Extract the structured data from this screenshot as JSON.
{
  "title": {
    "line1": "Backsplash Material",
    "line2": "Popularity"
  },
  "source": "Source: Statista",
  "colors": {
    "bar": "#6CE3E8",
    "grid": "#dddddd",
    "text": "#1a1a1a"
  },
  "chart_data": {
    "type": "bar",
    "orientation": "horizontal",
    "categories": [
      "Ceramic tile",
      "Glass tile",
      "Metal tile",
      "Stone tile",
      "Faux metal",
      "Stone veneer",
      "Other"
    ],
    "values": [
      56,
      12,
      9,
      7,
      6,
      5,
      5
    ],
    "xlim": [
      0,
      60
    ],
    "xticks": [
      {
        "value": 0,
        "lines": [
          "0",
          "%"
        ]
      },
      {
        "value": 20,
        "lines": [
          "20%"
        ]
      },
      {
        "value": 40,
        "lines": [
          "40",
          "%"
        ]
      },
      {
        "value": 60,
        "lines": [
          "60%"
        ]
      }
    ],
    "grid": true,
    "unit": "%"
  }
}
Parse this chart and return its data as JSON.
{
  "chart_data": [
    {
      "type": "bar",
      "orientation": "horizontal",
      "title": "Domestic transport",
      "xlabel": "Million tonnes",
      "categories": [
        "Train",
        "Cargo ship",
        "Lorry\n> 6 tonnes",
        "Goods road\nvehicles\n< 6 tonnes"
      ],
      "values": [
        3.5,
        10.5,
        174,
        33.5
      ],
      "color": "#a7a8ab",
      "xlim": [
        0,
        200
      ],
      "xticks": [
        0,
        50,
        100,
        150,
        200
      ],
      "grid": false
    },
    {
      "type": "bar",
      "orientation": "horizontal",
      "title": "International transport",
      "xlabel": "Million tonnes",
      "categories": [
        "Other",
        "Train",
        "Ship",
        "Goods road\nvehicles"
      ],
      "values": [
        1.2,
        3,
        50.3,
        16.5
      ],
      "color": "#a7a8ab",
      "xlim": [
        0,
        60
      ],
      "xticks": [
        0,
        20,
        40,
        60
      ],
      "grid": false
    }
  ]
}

========================================================================

== Required task ==
Each line above is to be repeated exactly.

== Correct result ==
Extract the structured data from this screenshot as JSON.
{
  "title": {
    "line1": "Backsplash Material",
    "line2": "Popularity"
  },
  "source": "Source: Statista",
  "colors": {
    "bar": "#6CE3E8",
    "grid": "#dddddd",
    "text": "#1a1a1a"
  },
  "chart_data": {
    "type": "bar",
    "orientation": "horizontal",
    "categories": [
      "Ceramic tile",
      "Glass tile",
      "Metal tile",
      "Stone tile",
      "Faux metal",
      "Stone veneer",
      "Other"
    ],
    "values": [
      56,
      12,
      9,
      7,
      6,
      5,
      5
    ],
    "xlim": [
      0,
      60
    ],
    "xticks": [
      {
        "value": 0,
        "lines": [
          "0",
          "%"
        ]
      },
      {
        "value": 20,
        "lines": [
          "20%"
        ]
      },
      {
        "value": 40,
        "lines": [
          "40",
          "%"
        ]
      },
      {
        "value": 60,
        "lines": [
          "60%"
        ]
      }
    ],
    "grid": true,
    "unit": "%"
  }
}
Parse this chart and return its data as JSON.
{
  "chart_data": [
    {
      "type": "bar",
      "orientation": "horizontal",
      "title": "Domestic transport",
      "xlabel": "Million tonnes",
      "categories": [
        "Train",
        "Cargo ship",
        "Lorry\n> 6 tonnes",
        "Goods road\nvehicles\n< 6 tonnes"
      ],
      "values": [
        3.5,
        10.5,
        174,
        33.5
      ],
      "color": "#a7a8ab",
      "xlim": [
        0,
        200
      ],
      "xticks": [
        0,
        50,
        100,
        150,
        200
      ],
      "grid": false
    },
    {
      "type": "bar",
      "orientation": "horizontal",
      "title": "International transport",
      "xlabel": "Million tonnes",
      "categories": [
        "Other",
        "Train",
        "Ship",
        "Goods road\nvehicles"
      ],
      "values": [
        1.2,
        3,
        50.3,
        16.5
      ],
      "color": "#a7a8ab",
      "xlim": [
        0,
        60
      ],
      "xticks": [
        0,
        20,
        40,
        60
      ],
      "grid": false
    }
  ]
}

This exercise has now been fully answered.